Do this: What lines of the data include the string "title"? Copy them all.

(Records about charts and figures)
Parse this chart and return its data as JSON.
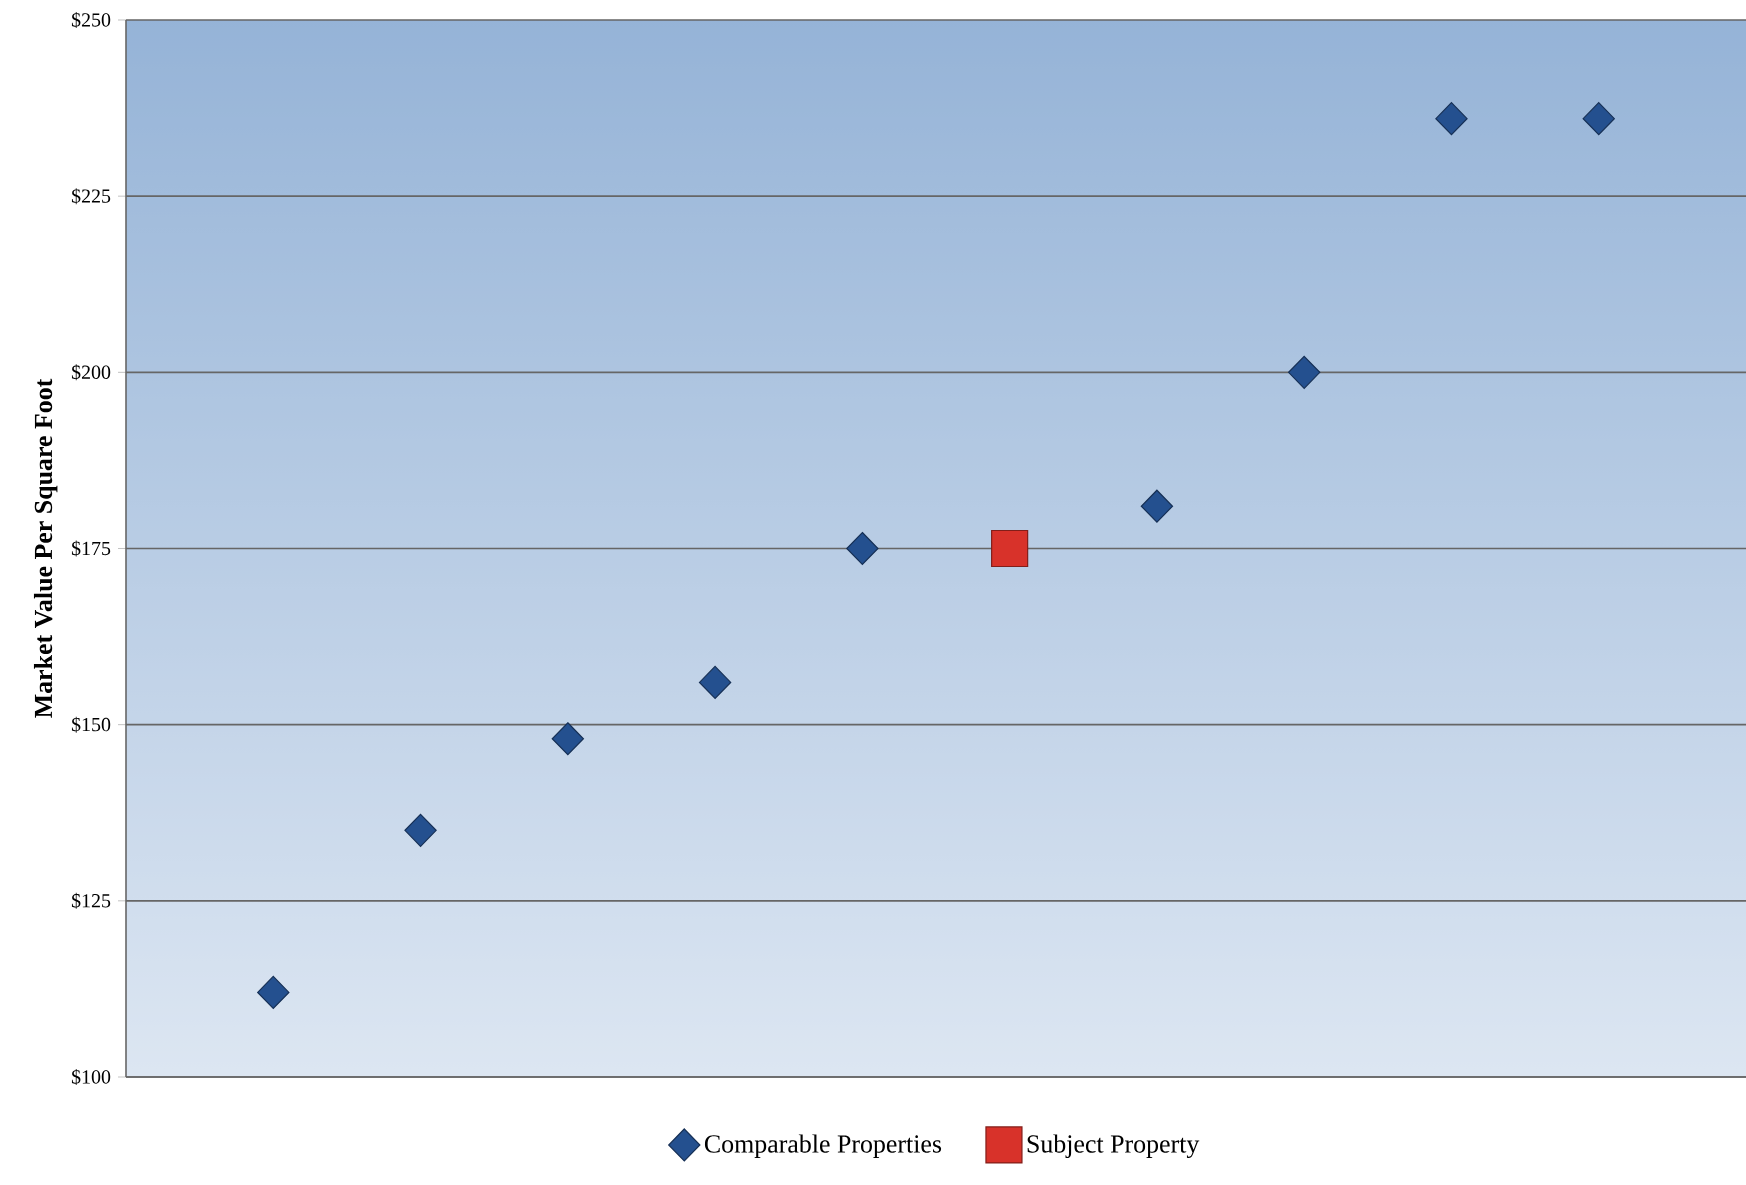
{
  "chart_data": {
    "type": "scatter",
    "ylabel": "Market Value Per Square Foot",
    "categories": [
      null,
      null,
      null,
      null,
      null,
      null,
      null,
      null,
      null,
      null
    ],
    "series": [
      {
        "name": "Comparable Properties",
        "color": "#24508f",
        "marker": "diamond",
        "values": [
          112,
          135,
          148,
          156,
          175,
          null,
          181,
          200,
          236,
          236
        ]
      },
      {
        "name": "Subject Property",
        "color": "#d8322a",
        "marker": "square",
        "values": [
          null,
          null,
          null,
          null,
          null,
          175,
          null,
          null,
          null,
          null
        ]
      }
    ],
    "ylim": [
      100,
      250
    ],
    "yticks": [
      {
        "value": 100,
        "label": "$100"
      },
      {
        "value": 125,
        "label": "$125"
      },
      {
        "value": 150,
        "label": "$150"
      },
      {
        "value": 175,
        "label": "$175"
      },
      {
        "value": 200,
        "label": "$200"
      },
      {
        "value": 225,
        "label": "$225"
      },
      {
        "value": 250,
        "label": "$250"
      }
    ],
    "grid": "y",
    "legend": "bottom",
    "tick_labels": "y"
  }
}
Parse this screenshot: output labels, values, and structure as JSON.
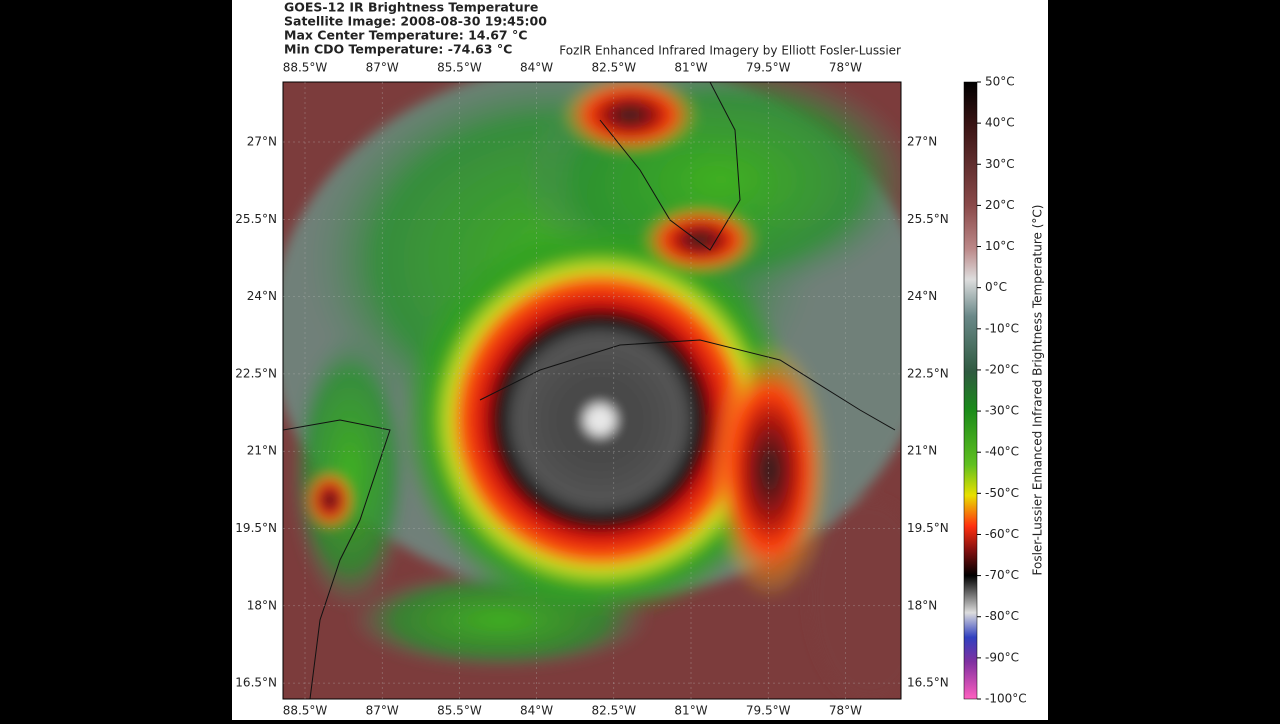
{
  "header": {
    "title": "GOES-12 IR Brightness Temperature",
    "image_time": "Satellite Image: 2008-08-30 19:45:00",
    "max_center": "Max Center Temperature: 14.67 °C",
    "min_cdo": "Min CDO Temperature: -74.63 °C",
    "credit": "FozIR Enhanced Infrared Imagery by Elliott Fosler-Lussier"
  },
  "map": {
    "longitude_labels": [
      "88.5°W",
      "87°W",
      "85.5°W",
      "84°W",
      "82.5°W",
      "81°W",
      "79.5°W",
      "78°W"
    ],
    "latitude_labels": [
      "27°N",
      "25.5°N",
      "24°N",
      "22.5°N",
      "21°N",
      "19.5°N",
      "18°N",
      "16.5°N"
    ]
  },
  "colorbar": {
    "label": "Fosler-Lussier Enhanced Infrared Brightness Temperature (°C)",
    "ticks": [
      "50°C",
      "40°C",
      "30°C",
      "20°C",
      "10°C",
      "0°C",
      "-10°C",
      "-20°C",
      "-30°C",
      "-40°C",
      "-50°C",
      "-60°C",
      "-70°C",
      "-80°C",
      "-90°C",
      "-100°C"
    ]
  }
}
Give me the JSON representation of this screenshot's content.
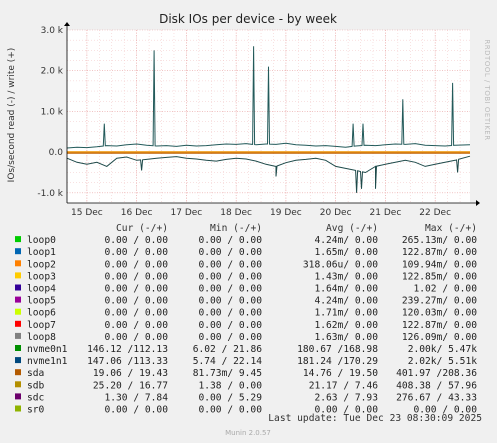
{
  "chart_data": {
    "type": "line",
    "title": "Disk IOs per device - by week",
    "ylabel": "IOs/second read (-) / write (+)",
    "side_label": "RRDTOOL / TOBI OETIKER",
    "ylim": [
      -1250,
      3000
    ],
    "yticks": [
      {
        "value": 3000,
        "label": "3.0 k"
      },
      {
        "value": 2000,
        "label": "2.0 k"
      },
      {
        "value": 1000,
        "label": "1.0 k"
      },
      {
        "value": 0,
        "label": "0.0"
      },
      {
        "value": -1000,
        "label": "-1.0 k"
      }
    ],
    "xlim": [
      0,
      8.1
    ],
    "xticks": [
      {
        "value": 0.4,
        "label": "15 Dec"
      },
      {
        "value": 1.4,
        "label": "16 Dec"
      },
      {
        "value": 2.4,
        "label": "17 Dec"
      },
      {
        "value": 3.4,
        "label": "18 Dec"
      },
      {
        "value": 4.4,
        "label": "19 Dec"
      },
      {
        "value": 5.4,
        "label": "20 Dec"
      },
      {
        "value": 6.4,
        "label": "21 Dec"
      },
      {
        "value": 7.4,
        "label": "22 Dec"
      }
    ],
    "series_colors": {
      "nvme0n1": "#235a5a",
      "nvme1n1": "#1e4a4a",
      "sda": "#c06000",
      "loop2": "#f0a020"
    },
    "write_series": {
      "x": [
        0.0,
        0.2,
        0.4,
        0.6,
        0.8,
        1.0,
        1.2,
        1.4,
        1.6,
        1.8,
        2.0,
        2.2,
        2.4,
        2.6,
        2.8,
        3.0,
        3.2,
        3.4,
        3.6,
        3.8,
        4.0,
        4.2,
        4.4,
        4.6,
        4.8,
        5.0,
        5.2,
        5.4,
        5.6,
        5.8,
        6.0,
        6.2,
        6.4,
        6.6,
        6.8,
        7.0,
        7.2,
        7.4,
        7.6,
        7.8,
        8.1
      ],
      "values": [
        100,
        120,
        110,
        130,
        160,
        150,
        180,
        200,
        170,
        150,
        160,
        140,
        170,
        150,
        160,
        180,
        200,
        190,
        210,
        180,
        200,
        190,
        220,
        180,
        170,
        150,
        160,
        140,
        120,
        150,
        170,
        160,
        180,
        200,
        190,
        210,
        170,
        160,
        150,
        170,
        180
      ]
    },
    "write_spikes": [
      {
        "x": 0.75,
        "value": 700
      },
      {
        "x": 1.75,
        "value": 2500
      },
      {
        "x": 3.75,
        "value": 2600
      },
      {
        "x": 4.05,
        "value": 2100
      },
      {
        "x": 5.75,
        "value": 700
      },
      {
        "x": 5.95,
        "value": 700
      },
      {
        "x": 6.75,
        "value": 1300
      },
      {
        "x": 7.75,
        "value": 1700
      }
    ],
    "read_series": {
      "x": [
        0.0,
        0.2,
        0.4,
        0.6,
        0.8,
        1.0,
        1.2,
        1.4,
        1.6,
        1.8,
        2.0,
        2.2,
        2.4,
        2.6,
        2.8,
        3.0,
        3.2,
        3.4,
        3.6,
        3.8,
        4.0,
        4.2,
        4.4,
        4.6,
        4.8,
        5.0,
        5.2,
        5.4,
        5.6,
        5.8,
        6.0,
        6.2,
        6.4,
        6.6,
        6.8,
        7.0,
        7.2,
        7.4,
        7.6,
        7.8,
        8.1
      ],
      "values": [
        -150,
        -250,
        -300,
        -250,
        -350,
        -150,
        -120,
        -200,
        -180,
        -150,
        -130,
        -110,
        -150,
        -170,
        -200,
        -220,
        -180,
        -150,
        -170,
        -220,
        -300,
        -350,
        -260,
        -200,
        -180,
        -150,
        -200,
        -350,
        -400,
        -450,
        -500,
        -350,
        -300,
        -250,
        -200,
        -250,
        -350,
        -300,
        -250,
        -200,
        -100
      ]
    },
    "read_spikes": [
      {
        "x": 1.5,
        "value": -450
      },
      {
        "x": 4.2,
        "value": -600
      },
      {
        "x": 5.82,
        "value": -1000
      },
      {
        "x": 5.92,
        "value": -900
      },
      {
        "x": 6.2,
        "value": -900
      },
      {
        "x": 7.85,
        "value": -500
      }
    ],
    "legend": {
      "headers": [
        "Cur (-/+)",
        "Min (-/+)",
        "Avg (-/+)",
        "Max (-/+)"
      ],
      "rows": [
        {
          "name": "loop0",
          "color": "#00cc00",
          "cur": "0.00 /  0.00",
          "min": "0.00 /  0.00",
          "avg": "4.24m/  0.00",
          "max": "265.13m/  0.00"
        },
        {
          "name": "loop1",
          "color": "#0066b3",
          "cur": "0.00 /  0.00",
          "min": "0.00 /  0.00",
          "avg": "1.65m/  0.00",
          "max": "122.87m/  0.00"
        },
        {
          "name": "loop2",
          "color": "#ff8000",
          "cur": "0.00 /  0.00",
          "min": "0.00 /  0.00",
          "avg": "318.06u/  0.00",
          "max": "109.94m/  0.00"
        },
        {
          "name": "loop3",
          "color": "#ffcc00",
          "cur": "0.00 /  0.00",
          "min": "0.00 /  0.00",
          "avg": "1.43m/  0.00",
          "max": "122.85m/  0.00"
        },
        {
          "name": "loop4",
          "color": "#330099",
          "cur": "0.00 /  0.00",
          "min": "0.00 /  0.00",
          "avg": "1.64m/  0.00",
          "max": "1.02 /  0.00"
        },
        {
          "name": "loop5",
          "color": "#990099",
          "cur": "0.00 /  0.00",
          "min": "0.00 /  0.00",
          "avg": "4.24m/  0.00",
          "max": "239.27m/  0.00"
        },
        {
          "name": "loop6",
          "color": "#ccff00",
          "cur": "0.00 /  0.00",
          "min": "0.00 /  0.00",
          "avg": "1.71m/  0.00",
          "max": "120.03m/  0.00"
        },
        {
          "name": "loop7",
          "color": "#ff0000",
          "cur": "0.00 /  0.00",
          "min": "0.00 /  0.00",
          "avg": "1.62m/  0.00",
          "max": "122.87m/  0.00"
        },
        {
          "name": "loop8",
          "color": "#808080",
          "cur": "0.00 /  0.00",
          "min": "0.00 /  0.00",
          "avg": "1.63m/  0.00",
          "max": "126.09m/  0.00"
        },
        {
          "name": "nvme0n1",
          "color": "#008f00",
          "cur": "146.12 /112.13",
          "min": "6.02 / 21.86",
          "avg": "180.67 /168.98",
          "max": "2.00k/  5.47k"
        },
        {
          "name": "nvme1n1",
          "color": "#00487d",
          "cur": "147.06 /113.33",
          "min": "5.74 / 22.14",
          "avg": "181.24 /170.29",
          "max": "2.02k/  5.51k"
        },
        {
          "name": "sda",
          "color": "#b35a00",
          "cur": "19.06 / 19.43",
          "min": "81.73m/  9.45",
          "avg": "14.76 / 19.50",
          "max": "401.97 /208.36"
        },
        {
          "name": "sdb",
          "color": "#b38f00",
          "cur": "25.20 / 16.77",
          "min": "1.38 /  0.00",
          "avg": "21.17 /  7.46",
          "max": "408.38 / 57.96"
        },
        {
          "name": "sdc",
          "color": "#6b006b",
          "cur": "1.30 /  7.84",
          "min": "0.00 /  5.29",
          "avg": "2.63 /  7.93",
          "max": "276.67 / 43.33"
        },
        {
          "name": "sr0",
          "color": "#8fb300",
          "cur": "0.00 /  0.00",
          "min": "0.00 /  0.00",
          "avg": "0.00 /  0.00",
          "max": "0.00 /  0.00"
        }
      ]
    },
    "last_update": "Last update: Tue Dec 23 08:30:09 2025",
    "version": "Munin 2.0.57"
  }
}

Exercise solution:
    "title": "GOES-12 IR Brightness Temperature",
    "title": "Disk IOs per device - by week",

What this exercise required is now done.